[Source records]
----------

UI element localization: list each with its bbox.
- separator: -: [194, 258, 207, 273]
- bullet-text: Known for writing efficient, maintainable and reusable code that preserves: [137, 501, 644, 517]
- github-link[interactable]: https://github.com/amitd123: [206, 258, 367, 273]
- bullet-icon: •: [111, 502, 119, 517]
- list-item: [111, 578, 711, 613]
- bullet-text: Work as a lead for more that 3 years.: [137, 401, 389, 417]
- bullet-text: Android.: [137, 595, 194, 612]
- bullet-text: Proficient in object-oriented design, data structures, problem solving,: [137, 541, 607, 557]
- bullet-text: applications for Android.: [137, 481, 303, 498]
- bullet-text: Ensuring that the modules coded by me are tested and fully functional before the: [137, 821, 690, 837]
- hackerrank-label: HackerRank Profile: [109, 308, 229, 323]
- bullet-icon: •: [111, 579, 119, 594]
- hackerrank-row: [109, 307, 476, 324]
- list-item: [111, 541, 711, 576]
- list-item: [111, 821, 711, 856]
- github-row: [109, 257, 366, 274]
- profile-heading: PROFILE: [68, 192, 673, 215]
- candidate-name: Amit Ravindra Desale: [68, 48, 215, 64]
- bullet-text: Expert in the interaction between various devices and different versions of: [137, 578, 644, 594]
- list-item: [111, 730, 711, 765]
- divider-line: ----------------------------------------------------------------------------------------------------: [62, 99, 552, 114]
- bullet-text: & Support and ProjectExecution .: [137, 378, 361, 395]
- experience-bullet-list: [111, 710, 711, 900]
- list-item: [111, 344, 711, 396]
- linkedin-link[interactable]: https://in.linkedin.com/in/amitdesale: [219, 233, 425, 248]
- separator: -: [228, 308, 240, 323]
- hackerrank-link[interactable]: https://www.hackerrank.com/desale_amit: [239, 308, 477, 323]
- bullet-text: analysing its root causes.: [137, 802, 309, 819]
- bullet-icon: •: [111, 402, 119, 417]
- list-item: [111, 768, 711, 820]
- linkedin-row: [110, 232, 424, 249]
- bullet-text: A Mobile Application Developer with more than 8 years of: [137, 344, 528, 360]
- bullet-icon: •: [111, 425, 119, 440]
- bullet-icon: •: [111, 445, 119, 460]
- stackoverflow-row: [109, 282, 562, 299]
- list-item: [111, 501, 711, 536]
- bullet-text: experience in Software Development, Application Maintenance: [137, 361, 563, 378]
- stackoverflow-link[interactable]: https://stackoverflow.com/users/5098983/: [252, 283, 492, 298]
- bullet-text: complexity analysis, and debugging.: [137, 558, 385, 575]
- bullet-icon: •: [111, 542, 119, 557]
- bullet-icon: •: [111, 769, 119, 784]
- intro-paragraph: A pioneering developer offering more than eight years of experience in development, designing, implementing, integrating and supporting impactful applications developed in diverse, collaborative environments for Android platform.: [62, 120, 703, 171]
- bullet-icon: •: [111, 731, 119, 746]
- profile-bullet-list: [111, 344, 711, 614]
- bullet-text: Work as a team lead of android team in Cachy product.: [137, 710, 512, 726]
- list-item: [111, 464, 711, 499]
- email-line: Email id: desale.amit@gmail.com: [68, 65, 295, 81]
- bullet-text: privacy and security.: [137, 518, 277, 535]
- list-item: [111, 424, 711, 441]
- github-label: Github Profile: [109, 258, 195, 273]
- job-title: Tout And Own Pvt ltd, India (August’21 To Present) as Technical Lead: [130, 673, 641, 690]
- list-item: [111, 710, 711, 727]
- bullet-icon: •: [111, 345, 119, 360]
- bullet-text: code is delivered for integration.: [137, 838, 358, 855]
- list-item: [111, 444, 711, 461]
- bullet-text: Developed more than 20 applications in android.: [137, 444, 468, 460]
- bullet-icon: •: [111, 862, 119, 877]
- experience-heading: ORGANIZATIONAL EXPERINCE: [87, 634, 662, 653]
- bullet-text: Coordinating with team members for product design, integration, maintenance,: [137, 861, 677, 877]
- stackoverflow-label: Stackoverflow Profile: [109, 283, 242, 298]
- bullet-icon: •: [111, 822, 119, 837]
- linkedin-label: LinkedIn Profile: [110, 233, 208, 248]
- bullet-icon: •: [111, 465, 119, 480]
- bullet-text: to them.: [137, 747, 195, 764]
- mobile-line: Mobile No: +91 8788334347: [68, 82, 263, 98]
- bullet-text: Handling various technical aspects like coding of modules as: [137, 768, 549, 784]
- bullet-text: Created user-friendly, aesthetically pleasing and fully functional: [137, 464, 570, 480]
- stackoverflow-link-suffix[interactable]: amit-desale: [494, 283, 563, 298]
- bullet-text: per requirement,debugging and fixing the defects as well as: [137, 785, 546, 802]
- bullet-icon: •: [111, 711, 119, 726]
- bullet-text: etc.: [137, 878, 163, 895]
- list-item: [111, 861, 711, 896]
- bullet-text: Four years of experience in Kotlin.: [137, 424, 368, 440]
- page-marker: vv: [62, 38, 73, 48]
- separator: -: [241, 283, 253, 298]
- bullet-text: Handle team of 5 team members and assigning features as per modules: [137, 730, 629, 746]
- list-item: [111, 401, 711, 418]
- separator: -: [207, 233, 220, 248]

----------

▶ Do this: Please pick out every line of the data above that contains the string "stackoverflow", and copy each one. Case counts.

▶ Solution to the exercise:
- stackoverflow-row: [109, 282, 562, 299]
- stackoverflow-link[interactable]: https://stackoverflow.com/users/5098983/: [252, 283, 492, 298]
- stackoverflow-label: Stackoverflow Profile: [109, 283, 242, 298]
- stackoverflow-link-suffix[interactable]: amit-desale: [494, 283, 563, 298]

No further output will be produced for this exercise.